Task brief –
Retype each entry below exactly as it stands.

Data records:
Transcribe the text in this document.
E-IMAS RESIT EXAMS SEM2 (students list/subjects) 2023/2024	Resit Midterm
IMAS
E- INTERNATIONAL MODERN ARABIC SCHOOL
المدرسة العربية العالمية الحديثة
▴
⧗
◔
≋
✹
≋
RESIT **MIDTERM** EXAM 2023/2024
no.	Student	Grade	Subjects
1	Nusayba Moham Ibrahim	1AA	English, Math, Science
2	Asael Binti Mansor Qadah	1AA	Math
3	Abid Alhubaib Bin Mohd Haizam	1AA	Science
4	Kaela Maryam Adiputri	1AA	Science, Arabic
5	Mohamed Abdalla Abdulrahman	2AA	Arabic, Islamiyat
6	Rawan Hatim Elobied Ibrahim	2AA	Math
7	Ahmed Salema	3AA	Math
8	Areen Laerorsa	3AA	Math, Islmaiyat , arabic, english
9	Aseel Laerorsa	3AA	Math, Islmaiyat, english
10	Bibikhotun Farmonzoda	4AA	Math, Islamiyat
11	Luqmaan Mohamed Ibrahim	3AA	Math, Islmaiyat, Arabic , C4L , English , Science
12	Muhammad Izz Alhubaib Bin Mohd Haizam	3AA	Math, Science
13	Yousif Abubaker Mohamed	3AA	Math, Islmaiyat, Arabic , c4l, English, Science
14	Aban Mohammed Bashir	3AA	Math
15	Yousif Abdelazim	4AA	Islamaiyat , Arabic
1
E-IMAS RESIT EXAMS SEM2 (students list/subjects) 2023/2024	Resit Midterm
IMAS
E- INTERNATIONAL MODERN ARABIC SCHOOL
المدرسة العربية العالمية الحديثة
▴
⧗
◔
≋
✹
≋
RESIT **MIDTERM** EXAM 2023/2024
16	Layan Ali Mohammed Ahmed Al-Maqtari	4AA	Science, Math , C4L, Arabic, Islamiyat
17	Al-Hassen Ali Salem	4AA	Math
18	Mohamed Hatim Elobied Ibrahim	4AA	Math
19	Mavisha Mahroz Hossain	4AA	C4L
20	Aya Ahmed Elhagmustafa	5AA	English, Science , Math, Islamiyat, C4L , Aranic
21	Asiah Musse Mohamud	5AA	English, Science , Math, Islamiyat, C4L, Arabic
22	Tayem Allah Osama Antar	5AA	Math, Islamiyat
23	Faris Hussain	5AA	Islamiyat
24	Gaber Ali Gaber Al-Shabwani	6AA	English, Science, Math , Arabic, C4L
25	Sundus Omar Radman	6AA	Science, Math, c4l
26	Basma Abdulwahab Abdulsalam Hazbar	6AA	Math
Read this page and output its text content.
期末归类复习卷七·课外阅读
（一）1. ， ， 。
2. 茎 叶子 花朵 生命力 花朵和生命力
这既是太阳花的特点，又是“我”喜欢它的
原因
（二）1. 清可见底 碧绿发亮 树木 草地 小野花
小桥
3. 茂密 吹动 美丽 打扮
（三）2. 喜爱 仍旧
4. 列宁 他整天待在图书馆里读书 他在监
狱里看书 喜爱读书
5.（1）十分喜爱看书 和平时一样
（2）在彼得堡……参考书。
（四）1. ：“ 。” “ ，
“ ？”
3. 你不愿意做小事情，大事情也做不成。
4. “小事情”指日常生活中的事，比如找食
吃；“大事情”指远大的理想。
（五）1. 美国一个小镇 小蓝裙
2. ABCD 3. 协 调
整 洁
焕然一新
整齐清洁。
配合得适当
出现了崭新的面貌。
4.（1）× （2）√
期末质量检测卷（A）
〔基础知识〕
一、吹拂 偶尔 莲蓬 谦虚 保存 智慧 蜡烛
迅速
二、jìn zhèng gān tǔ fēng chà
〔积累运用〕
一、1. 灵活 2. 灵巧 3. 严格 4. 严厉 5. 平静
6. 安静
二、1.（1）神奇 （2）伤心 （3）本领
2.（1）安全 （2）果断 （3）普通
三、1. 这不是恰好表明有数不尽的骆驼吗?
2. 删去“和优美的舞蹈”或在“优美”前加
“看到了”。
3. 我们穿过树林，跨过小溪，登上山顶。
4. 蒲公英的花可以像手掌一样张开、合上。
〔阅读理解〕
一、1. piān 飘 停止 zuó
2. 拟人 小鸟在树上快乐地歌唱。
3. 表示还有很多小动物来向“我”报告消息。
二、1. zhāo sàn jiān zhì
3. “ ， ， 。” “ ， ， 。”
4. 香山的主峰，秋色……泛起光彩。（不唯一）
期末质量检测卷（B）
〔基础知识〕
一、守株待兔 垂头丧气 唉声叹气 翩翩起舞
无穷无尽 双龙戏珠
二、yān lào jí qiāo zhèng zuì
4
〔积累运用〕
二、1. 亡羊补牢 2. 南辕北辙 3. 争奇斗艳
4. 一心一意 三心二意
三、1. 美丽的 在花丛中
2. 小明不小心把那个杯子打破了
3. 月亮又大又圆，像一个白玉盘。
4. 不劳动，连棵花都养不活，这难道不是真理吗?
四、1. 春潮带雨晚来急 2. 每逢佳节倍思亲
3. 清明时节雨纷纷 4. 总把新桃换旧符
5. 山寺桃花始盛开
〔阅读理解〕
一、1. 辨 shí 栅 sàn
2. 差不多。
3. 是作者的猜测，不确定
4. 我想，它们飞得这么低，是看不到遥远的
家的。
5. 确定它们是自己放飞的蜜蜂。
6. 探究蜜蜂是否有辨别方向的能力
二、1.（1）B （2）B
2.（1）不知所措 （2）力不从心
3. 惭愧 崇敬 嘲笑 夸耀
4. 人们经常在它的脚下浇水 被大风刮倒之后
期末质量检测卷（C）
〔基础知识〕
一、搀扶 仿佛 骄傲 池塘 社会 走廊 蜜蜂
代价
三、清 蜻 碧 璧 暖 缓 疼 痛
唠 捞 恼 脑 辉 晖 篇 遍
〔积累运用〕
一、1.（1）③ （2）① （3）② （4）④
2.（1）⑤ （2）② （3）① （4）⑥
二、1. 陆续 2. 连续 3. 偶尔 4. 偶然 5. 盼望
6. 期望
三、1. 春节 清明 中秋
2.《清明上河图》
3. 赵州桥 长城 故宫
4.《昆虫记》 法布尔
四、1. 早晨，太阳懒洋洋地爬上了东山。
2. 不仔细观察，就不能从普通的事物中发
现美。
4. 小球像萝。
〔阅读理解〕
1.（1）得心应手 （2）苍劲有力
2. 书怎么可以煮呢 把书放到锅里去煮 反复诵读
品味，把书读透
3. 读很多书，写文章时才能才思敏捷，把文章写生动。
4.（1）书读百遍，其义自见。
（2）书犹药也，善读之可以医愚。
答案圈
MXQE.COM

Complete response –
Transcribe the text in this document.
E-IMAS RESIT EXAMS SEM2 (students list/subjects) 2023/2024	Resit Midterm
IMAS
E- INTERNATIONAL MODERN ARABIC SCHOOL
المدرسة العربية العالمية الحديثة
▴
⧗
◔
≋
✹
≋
RESIT **MIDTERM** EXAM 2023/2024
no.	Student	Grade	Subjects
1	Nusayba Moham Ibrahim	1AA	English, Math, Science
2	Asael Binti Mansor Qadah	1AA	Math
3	Abid Alhubaib Bin Mohd Haizam	1AA	Science
4	Kaela Maryam Adiputri	1AA	Science, Arabic
5	Mohamed Abdalla Abdulrahman	2AA	Arabic, Islamiyat
6	Rawan Hatim Elobied Ibrahim	2AA	Math
7	Ahmed Salema	3AA	Math
8	Areen Laerorsa	3AA	Math, Islmaiyat , arabic, english
9	Aseel Laerorsa	3AA	Math, Islmaiyat, english
10	Bibikhotun Farmonzoda	4AA	Math, Islamiyat
11	Luqmaan Mohamed Ibrahim	3AA	Math, Islmaiyat, Arabic , C4L , English , Science
12	Muhammad Izz Alhubaib Bin Mohd Haizam	3AA	Math, Science
13	Yousif Abubaker Mohamed	3AA	Math, Islmaiyat, Arabic , c4l, English, Science
14	Aban Mohammed Bashir	3AA	Math
15	Yousif Abdelazim	4AA	Islamaiyat , Arabic
1
E-IMAS RESIT EXAMS SEM2 (students list/subjects) 2023/2024	Resit Midterm
IMAS
E- INTERNATIONAL MODERN ARABIC SCHOOL
المدرسة العربية العالمية الحديثة
▴
⧗
◔
≋
✹
≋
RESIT **MIDTERM** EXAM 2023/2024
16	Layan Ali Mohammed Ahmed Al-Maqtari	4AA	Science, Math , C4L, Arabic, Islamiyat
17	Al-Hassen Ali Salem	4AA	Math
18	Mohamed Hatim Elobied Ibrahim	4AA	Math
19	Mavisha Mahroz Hossain	4AA	C4L
20	Aya Ahmed Elhagmustafa	5AA	English, Science , Math, Islamiyat, C4L , Aranic
21	Asiah Musse Mohamud	5AA	English, Science , Math, Islamiyat, C4L, Arabic
22	Tayem Allah Osama Antar	5AA	Math, Islamiyat
23	Faris Hussain	5AA	Islamiyat
24	Gaber Ali Gaber Al-Shabwani	6AA	English, Science, Math , Arabic, C4L
25	Sundus Omar Radman	6AA	Science, Math, c4l
26	Basma Abdulwahab Abdulsalam Hazbar	6AA	Math
Read this page and output its text content.
期末归类复习卷七·课外阅读
（一）1. ， ， 。
2. 茎 叶子 花朵 生命力 花朵和生命力
这既是太阳花的特点，又是“我”喜欢它的
原因
（二）1. 清可见底 碧绿发亮 树木 草地 小野花
小桥
3. 茂密 吹动 美丽 打扮
（三）2. 喜爱 仍旧
4. 列宁 他整天待在图书馆里读书 他在监
狱里看书 喜爱读书
5.（1）十分喜爱看书 和平时一样
（2）在彼得堡……参考书。
（四）1. ：“ 。” “ ，
“ ？”
3. 你不愿意做小事情，大事情也做不成。
4. “小事情”指日常生活中的事，比如找食
吃；“大事情”指远大的理想。
（五）1. 美国一个小镇 小蓝裙
2. ABCD 3. 协 调
整 洁
焕然一新
整齐清洁。
配合得适当
出现了崭新的面貌。
4.（1）× （2）√
期末质量检测卷（A）
〔基础知识〕
一、吹拂 偶尔 莲蓬 谦虚 保存 智慧 蜡烛
迅速
二、jìn zhèng gān tǔ fēng chà
〔积累运用〕
一、1. 灵活 2. 灵巧 3. 严格 4. 严厉 5. 平静
6. 安静
二、1.（1）神奇 （2）伤心 （3）本领
2.（1）安全 （2）果断 （3）普通
三、1. 这不是恰好表明有数不尽的骆驼吗?
2. 删去“和优美的舞蹈”或在“优美”前加
“看到了”。
3. 我们穿过树林，跨过小溪，登上山顶。
4. 蒲公英的花可以像手掌一样张开、合上。
〔阅读理解〕
一、1. piān 飘 停止 zuó
2. 拟人 小鸟在树上快乐地歌唱。
3. 表示还有很多小动物来向“我”报告消息。
二、1. zhāo sàn jiān zhì
3. “ ， ， 。” “ ， ， 。”
4. 香山的主峰，秋色……泛起光彩。（不唯一）
期末质量检测卷（B）
〔基础知识〕
一、守株待兔 垂头丧气 唉声叹气 翩翩起舞
无穷无尽 双龙戏珠
二、yān lào jí qiāo zhèng zuì
4
〔积累运用〕
二、1. 亡羊补牢 2. 南辕北辙 3. 争奇斗艳
4. 一心一意 三心二意
三、1. 美丽的 在花丛中
2. 小明不小心把那个杯子打破了
3. 月亮又大又圆，像一个白玉盘。
4. 不劳动，连棵花都养不活，这难道不是真理吗?
四、1. 春潮带雨晚来急 2. 每逢佳节倍思亲
3. 清明时节雨纷纷 4. 总把新桃换旧符
5. 山寺桃花始盛开
〔阅读理解〕
一、1. 辨 shí 栅 sàn
2. 差不多。
3. 是作者的猜测，不确定
4. 我想，它们飞得这么低，是看不到遥远的
家的。
5. 确定它们是自己放飞的蜜蜂。
6. 探究蜜蜂是否有辨别方向的能力
二、1.（1）B （2）B
2.（1）不知所措 （2）力不从心
3. 惭愧 崇敬 嘲笑 夸耀
4. 人们经常在它的脚下浇水 被大风刮倒之后
期末质量检测卷（C）
〔基础知识〕
一、搀扶 仿佛 骄傲 池塘 社会 走廊 蜜蜂
代价
三、清 蜻 碧 璧 暖 缓 疼 痛
唠 捞 恼 脑 辉 晖 篇 遍
〔积累运用〕
一、1.（1）③ （2）① （3）② （4）④
2.（1）⑤ （2）② （3）① （4）⑥
二、1. 陆续 2. 连续 3. 偶尔 4. 偶然 5. 盼望
6. 期望
三、1. 春节 清明 中秋
2.《清明上河图》
3. 赵州桥 长城 故宫
4.《昆虫记》 法布尔
四、1. 早晨，太阳懒洋洋地爬上了东山。
2. 不仔细观察，就不能从普通的事物中发
现美。
4. 小球像萝。
〔阅读理解〕
1.（1）得心应手 （2）苍劲有力
2. 书怎么可以煮呢 把书放到锅里去煮 反复诵读
品味，把书读透
3. 读很多书，写文章时才能才思敏捷，把文章写生动。
4.（1）书读百遍，其义自见。
（2）书犹药也，善读之可以医愚。
答案圈
MXQE.COM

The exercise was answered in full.